>> start Dataset extract

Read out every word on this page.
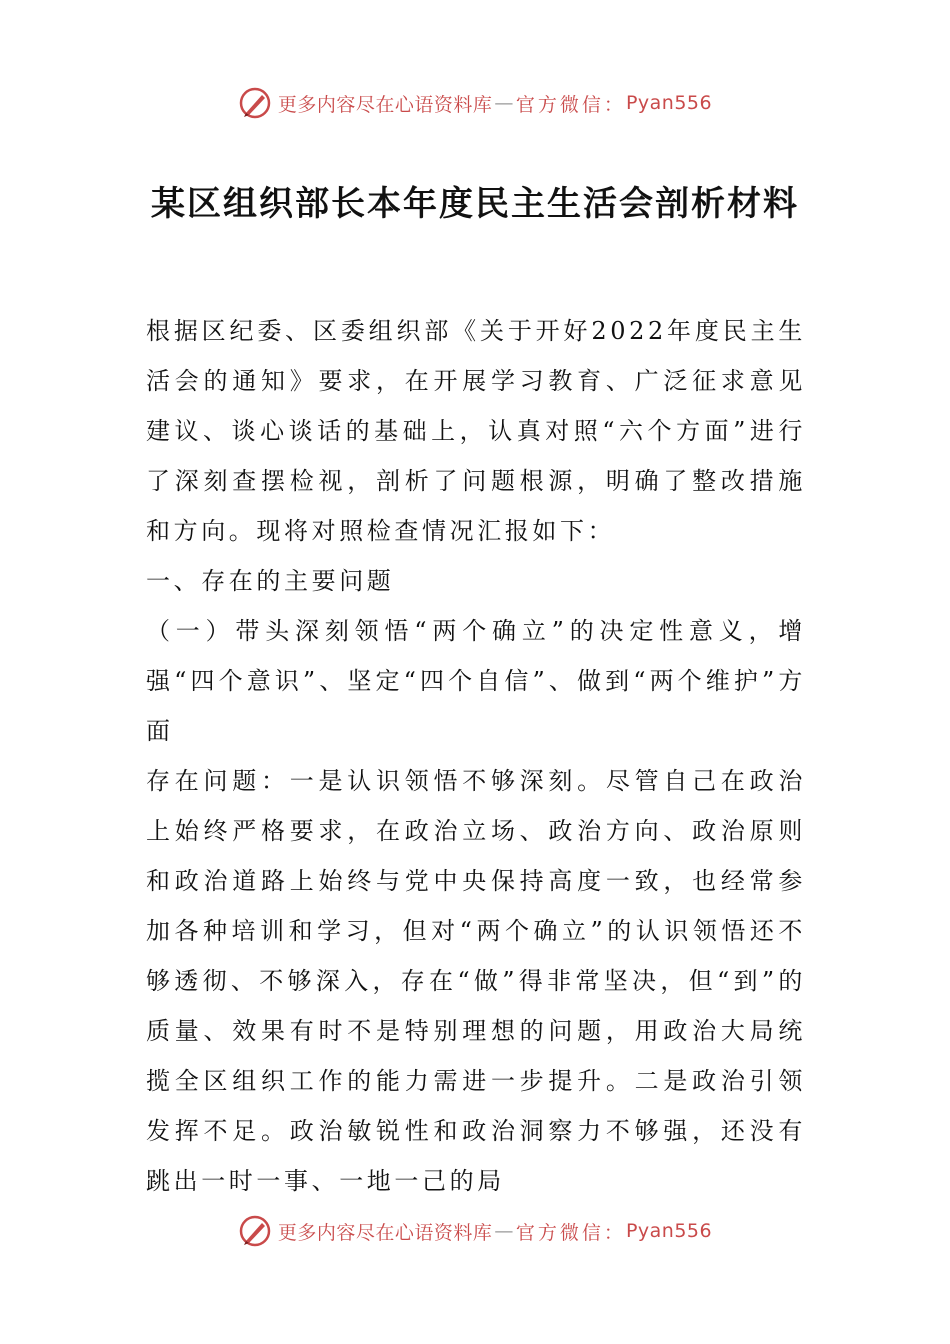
更多内容尽在心语资料库 — 官方微信： Pyan556
某区组织部长本年度民主生活会剖析材料

根据区纪委、区委组织部《关于开好2022年度民主生活会的通知》要求，在开展学习教育、广泛征求意见建议、谈心谈话的基础上，认真对照“六个方面”进行了深刻查摆检视，剖析了问题根源，明确了整改措施和方向。现将对照检查情况汇报如下：

一、存在的主要问题

（一）带头深刻领悟“两个确立”的决定性意义，增强“四个意识”、坚定“四个自信”、做到“两个维护”方面

存在问题：一是认识领悟不够深刻。尽管自己在政治上始终严格要求，在政治立场、政治方向、政治原则和政治道路上始终与党中央保持高度一致，也经常参加各种培训和学习，但对“两个确立”的认识领悟还不够透彻、不够深入，存在“做”得非常坚决，但“到”的质量、效果有时不是特别理想的问题，用政治大局统揽全区组织工作的能力需进一步提升。二是政治引领发挥不足。政治敏锐性和政治洞察力不够强，还没有跳出一时一事、一地一己的局

更多内容尽在心语资料库 — 官方微信： Pyan556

>> end Dataset extract

* Work to be completed:
Return the entries unchanged, save for the pictures, which do not belong in the copy.

* Expected output:
Read out every word on this page.
更多内容尽在心语资料库 — 官方微信： Pyan556
某区组织部长本年度民主生活会剖析材料

根据区纪委、区委组织部《关于开好2022年度民主生活会的通知》要求，在开展学习教育、广泛征求意见建议、谈心谈话的基础上，认真对照“六个方面”进行了深刻查摆检视，剖析了问题根源，明确了整改措施和方向。现将对照检查情况汇报如下：

一、存在的主要问题

（一）带头深刻领悟“两个确立”的决定性意义，增强“四个意识”、坚定“四个自信”、做到“两个维护”方面

存在问题：一是认识领悟不够深刻。尽管自己在政治上始终严格要求，在政治立场、政治方向、政治原则和政治道路上始终与党中央保持高度一致，也经常参加各种培训和学习，但对“两个确立”的认识领悟还不够透彻、不够深入，存在“做”得非常坚决，但“到”的质量、效果有时不是特别理想的问题，用政治大局统揽全区组织工作的能力需进一步提升。二是政治引领发挥不足。政治敏锐性和政治洞察力不够强，还没有跳出一时一事、一地一己的局

更多内容尽在心语资料库 — 官方微信： Pyan556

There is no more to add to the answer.